Aim of the task >> Identify the lines that contain the word "icon", then copy them.

Entries shown >>
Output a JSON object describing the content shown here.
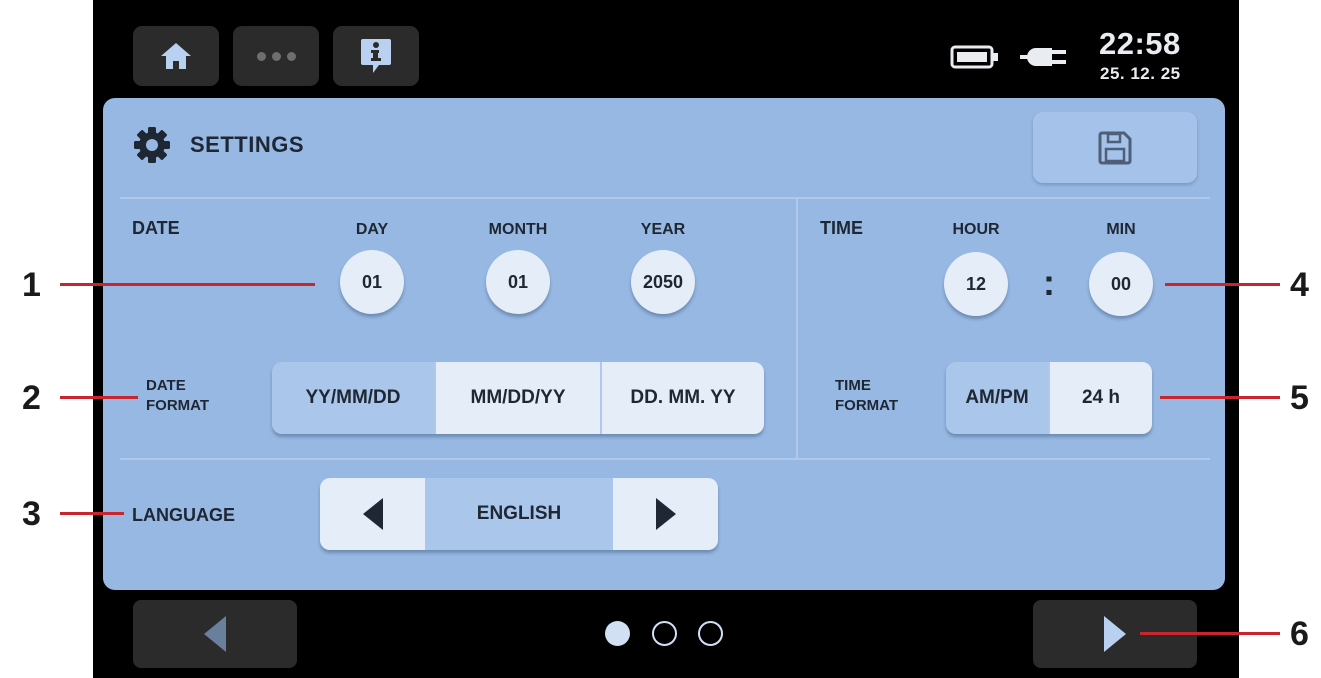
{
  "status": {
    "time": "22:58",
    "date": "25. 12. 25"
  },
  "top_buttons": {
    "home": "home-icon",
    "more": "more-icon",
    "info": "info-icon"
  },
  "settings": {
    "title": "SETTINGS",
    "save_icon": "floppy-disk-icon",
    "date": {
      "label": "DATE",
      "day_label": "DAY",
      "day": "01",
      "month_label": "MONTH",
      "month": "01",
      "year_label": "YEAR",
      "year": "2050"
    },
    "time": {
      "label": "TIME",
      "hour_label": "HOUR",
      "hour": "12",
      "min_label": "MIN",
      "min": "00",
      "separator": ":"
    },
    "date_format": {
      "label_line1": "DATE",
      "label_line2": "FORMAT",
      "options": [
        "YY/MM/DD",
        "MM/DD/YY",
        "DD. MM. YY"
      ],
      "selected": "YY/MM/DD"
    },
    "time_format": {
      "label_line1": "TIME",
      "label_line2": "FORMAT",
      "options": [
        "AM/PM",
        "24 h"
      ],
      "selected": "AM/PM"
    },
    "language": {
      "label": "LANGUAGE",
      "value": "ENGLISH"
    }
  },
  "pagination": {
    "current": 1,
    "total": 3
  },
  "callouts": [
    "1",
    "2",
    "3",
    "4",
    "5",
    "6"
  ],
  "colors": {
    "panel": "#96b8e3",
    "callout_line": "#c8252e",
    "button_light": "#e4edf8",
    "selected": "#aac6ea"
  }
}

Answer to this problem >>
    "home": "home-icon",
    "more": "more-icon",
    "info": "info-icon"
    "save_icon": "floppy-disk-icon",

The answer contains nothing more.